• **Task objective**
Across the listing that follows, work out how many lines carry the string "återfinns". Provide that number and nothing else.

• **Records provided**
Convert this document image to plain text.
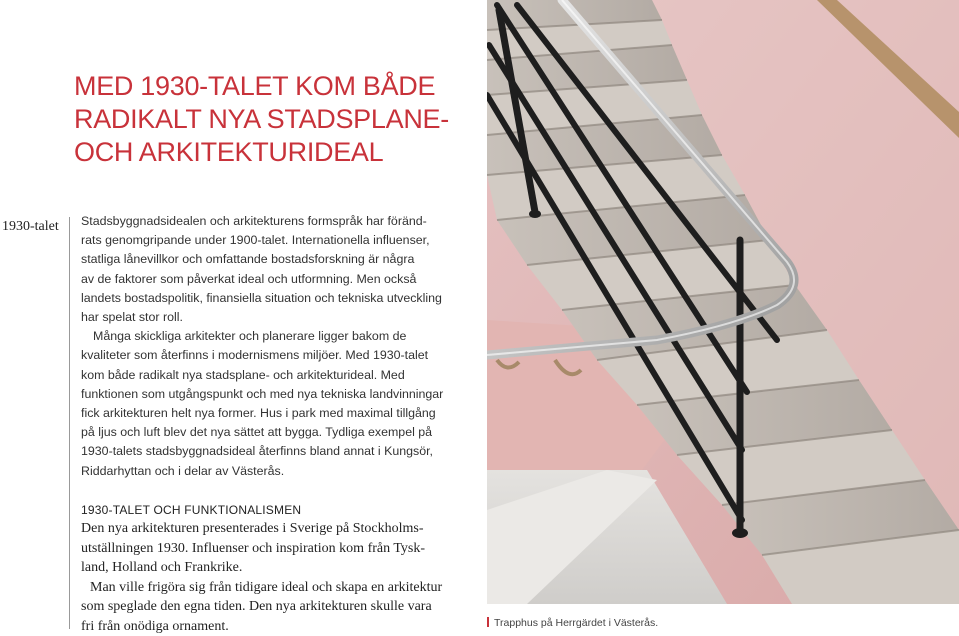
MED 1930-TALET KOM BÅDE
RADIKALT NYA STADSPLANE-
OCH ARKITEKTURIDEAL
1930-talet Stadsbyggnadsidealen och arkitekturens formspråk har föränd-
rats genomgripande under 1900-talet. Internationella influenser,
statliga lånevillkor och omfattande bostadsforskning är några
av de faktorer som påverkat ideal och utformning. Men också
landets bostadspolitik, finansiella situation och tekniska utveckling
har spelat stor roll.
Många skickliga arkitekter och planerare ligger bakom de
kvaliteter som återfinns i modernismens miljöer. Med 1930-talet
kom både radikalt nya stadsplane- och arkitekturideal. Med
funktionen som utgångspunkt och med nya tekniska landvinningar
fick arkitekturen helt nya former. Hus i park med maximal tillgång
på ljus och luft blev det nya sättet att bygga. Tydliga exempel på
1930-talets stadsbyggnadsideal återfinns bland annat i Kungsör,
Riddarhyttan och i delar av Västerås.
1930-TALET OCH FUNKTIONALISMEN
Den nya arkitekturen presenterades i Sverige på Stockholms-
utställningen 1930. Influenser och inspiration kom från Tysk-
land, Holland och Frankrike.
Man ville frigöra sig från tidigare ideal och skapa en arkitektur
som speglade den egna tiden. Den nya arkitekturen skulle vara
fri från onödiga ornament.	Trapphus på Herrgärdet i Västerås.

• **Answer space**
2